(Figure content listings)
§

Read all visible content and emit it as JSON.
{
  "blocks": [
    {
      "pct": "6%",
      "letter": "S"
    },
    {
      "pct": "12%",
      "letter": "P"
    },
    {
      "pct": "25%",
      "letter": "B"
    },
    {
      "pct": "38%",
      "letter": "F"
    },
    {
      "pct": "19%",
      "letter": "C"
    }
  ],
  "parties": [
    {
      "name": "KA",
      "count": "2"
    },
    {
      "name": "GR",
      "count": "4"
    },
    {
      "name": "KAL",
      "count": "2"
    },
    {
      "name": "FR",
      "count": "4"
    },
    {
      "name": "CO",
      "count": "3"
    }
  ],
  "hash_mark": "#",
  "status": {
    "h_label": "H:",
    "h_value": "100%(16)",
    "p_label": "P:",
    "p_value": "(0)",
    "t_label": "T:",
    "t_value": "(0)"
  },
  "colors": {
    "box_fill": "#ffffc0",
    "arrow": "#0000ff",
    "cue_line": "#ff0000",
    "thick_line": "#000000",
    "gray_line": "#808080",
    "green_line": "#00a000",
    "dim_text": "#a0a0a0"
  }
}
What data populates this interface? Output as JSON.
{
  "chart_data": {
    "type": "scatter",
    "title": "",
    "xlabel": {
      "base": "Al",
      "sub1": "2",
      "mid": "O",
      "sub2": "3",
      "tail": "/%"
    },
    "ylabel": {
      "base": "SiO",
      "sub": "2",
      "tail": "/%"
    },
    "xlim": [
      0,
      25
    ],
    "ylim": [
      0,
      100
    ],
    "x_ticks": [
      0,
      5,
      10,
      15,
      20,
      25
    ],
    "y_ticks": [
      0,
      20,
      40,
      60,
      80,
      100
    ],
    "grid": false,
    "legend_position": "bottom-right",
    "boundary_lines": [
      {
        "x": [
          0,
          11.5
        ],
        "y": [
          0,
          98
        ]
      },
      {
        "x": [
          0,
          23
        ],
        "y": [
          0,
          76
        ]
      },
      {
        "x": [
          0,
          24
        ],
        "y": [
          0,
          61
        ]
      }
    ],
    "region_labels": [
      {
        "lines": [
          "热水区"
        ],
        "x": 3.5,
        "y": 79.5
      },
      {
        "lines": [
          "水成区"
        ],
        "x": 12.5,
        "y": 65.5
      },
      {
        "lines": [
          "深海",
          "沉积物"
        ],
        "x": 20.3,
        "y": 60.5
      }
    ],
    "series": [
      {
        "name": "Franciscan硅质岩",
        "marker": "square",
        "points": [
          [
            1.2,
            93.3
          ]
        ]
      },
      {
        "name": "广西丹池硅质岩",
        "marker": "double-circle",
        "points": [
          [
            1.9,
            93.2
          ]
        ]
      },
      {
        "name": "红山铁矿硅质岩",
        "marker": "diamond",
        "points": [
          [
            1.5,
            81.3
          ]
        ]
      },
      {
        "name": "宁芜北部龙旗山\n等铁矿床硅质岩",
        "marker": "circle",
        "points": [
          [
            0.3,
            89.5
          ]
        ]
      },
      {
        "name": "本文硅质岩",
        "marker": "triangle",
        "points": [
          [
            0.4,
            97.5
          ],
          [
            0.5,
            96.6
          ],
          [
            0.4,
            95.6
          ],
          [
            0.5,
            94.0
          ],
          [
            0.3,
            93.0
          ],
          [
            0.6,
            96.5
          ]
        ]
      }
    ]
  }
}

§

Given request: Return all lines containing "JSON".

Response below:
Read all visible content and emit it as JSON.
What data populates this interface? Output as JSON.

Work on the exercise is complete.